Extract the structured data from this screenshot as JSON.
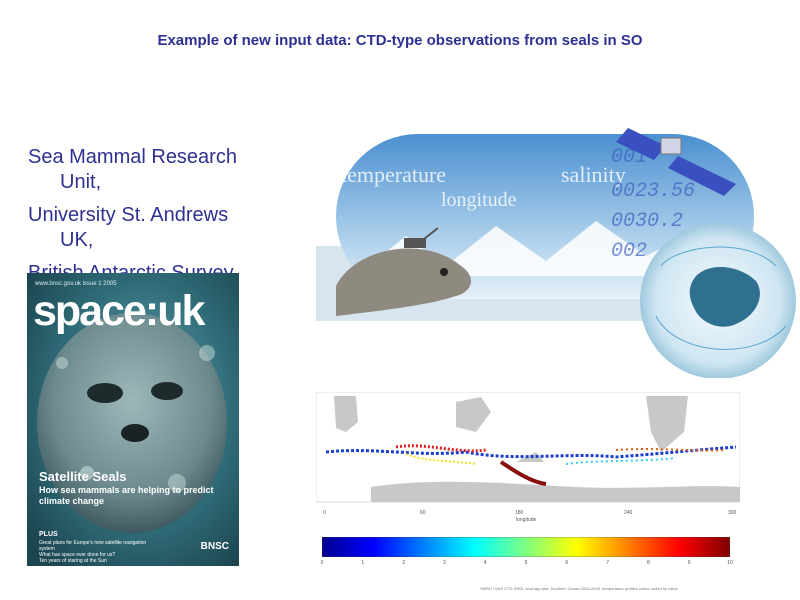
{
  "slide": {
    "title": "Example of new input data: CTD-type observations from seals in SO"
  },
  "bullets": [
    {
      "line1": "Sea Mammal Research",
      "line2": "Unit,"
    },
    {
      "line1": "University St. Andrews",
      "line2": "UK,"
    },
    {
      "line1": "British Antarctic Survey",
      "line2": ""
    }
  ],
  "magazine": {
    "header": "www.bnsc.gov.uk  issue 1  2005",
    "title": "space:uk",
    "feature": "Satellite Seals",
    "feature_sub": "How sea mammals are helping to predict climate change",
    "plus_label": "PLUS",
    "plus_lines": [
      "Great plans for Europe's new satellite navigation system",
      "What has space ever done for us?",
      "Ten years of staring at the Sun"
    ],
    "logo": "BNSC"
  },
  "collage": {
    "words": [
      "temperature",
      "salinity",
      "longitude"
    ],
    "numbers": [
      "001",
      "0023.56",
      "0030.2",
      "002"
    ]
  },
  "track_map": {
    "x_ticks": [
      "0",
      "60",
      "180",
      "240",
      "300"
    ],
    "x_label": "longitude"
  },
  "colorbar": {
    "ticks": [
      "0",
      "1",
      "2",
      "3",
      "4",
      "5",
      "6",
      "7",
      "8",
      "9",
      "10"
    ],
    "colors": [
      "#00008f",
      "#0000ff",
      "#0080ff",
      "#00ffff",
      "#80ff80",
      "#ffff00",
      "#ff8000",
      "#ff0000",
      "#800000"
    ]
  },
  "credit": "SMRU / BAS CTD-SRDL seal tag data, Southern Ocean 2004-2005, temperature profiles colour coded by value"
}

##########

• [DIRECTIONS FOR THIS TASK]
Leave out the pictures and output every record above precisely as given.

• [SOLUTION TO THE EXERCISE]
Extract the structured data from this screenshot as JSON.
{
  "slide": {
    "title": "Example of new input data: CTD-type observations from seals in SO"
  },
  "bullets": [
    {
      "line1": "Sea Mammal Research",
      "line2": "Unit,"
    },
    {
      "line1": "University St. Andrews",
      "line2": "UK,"
    },
    {
      "line1": "British Antarctic Survey",
      "line2": ""
    }
  ],
  "magazine": {
    "header": "www.bnsc.gov.uk  issue 1  2005",
    "title": "space:uk",
    "feature": "Satellite Seals",
    "feature_sub": "How sea mammals are helping to predict climate change",
    "plus_label": "PLUS",
    "plus_lines": [
      "Great plans for Europe's new satellite navigation system",
      "What has space ever done for us?",
      "Ten years of staring at the Sun"
    ],
    "logo": "BNSC"
  },
  "collage": {
    "words": [
      "temperature",
      "salinity",
      "longitude"
    ],
    "numbers": [
      "001",
      "0023.56",
      "0030.2",
      "002"
    ]
  },
  "track_map": {
    "x_ticks": [
      "0",
      "60",
      "180",
      "240",
      "300"
    ],
    "x_label": "longitude"
  },
  "colorbar": {
    "ticks": [
      "0",
      "1",
      "2",
      "3",
      "4",
      "5",
      "6",
      "7",
      "8",
      "9",
      "10"
    ],
    "colors": [
      "#00008f",
      "#0000ff",
      "#0080ff",
      "#00ffff",
      "#80ff80",
      "#ffff00",
      "#ff8000",
      "#ff0000",
      "#800000"
    ]
  },
  "credit": "SMRU / BAS CTD-SRDL seal tag data, Southern Ocean 2004-2005, temperature profiles colour coded by value"
}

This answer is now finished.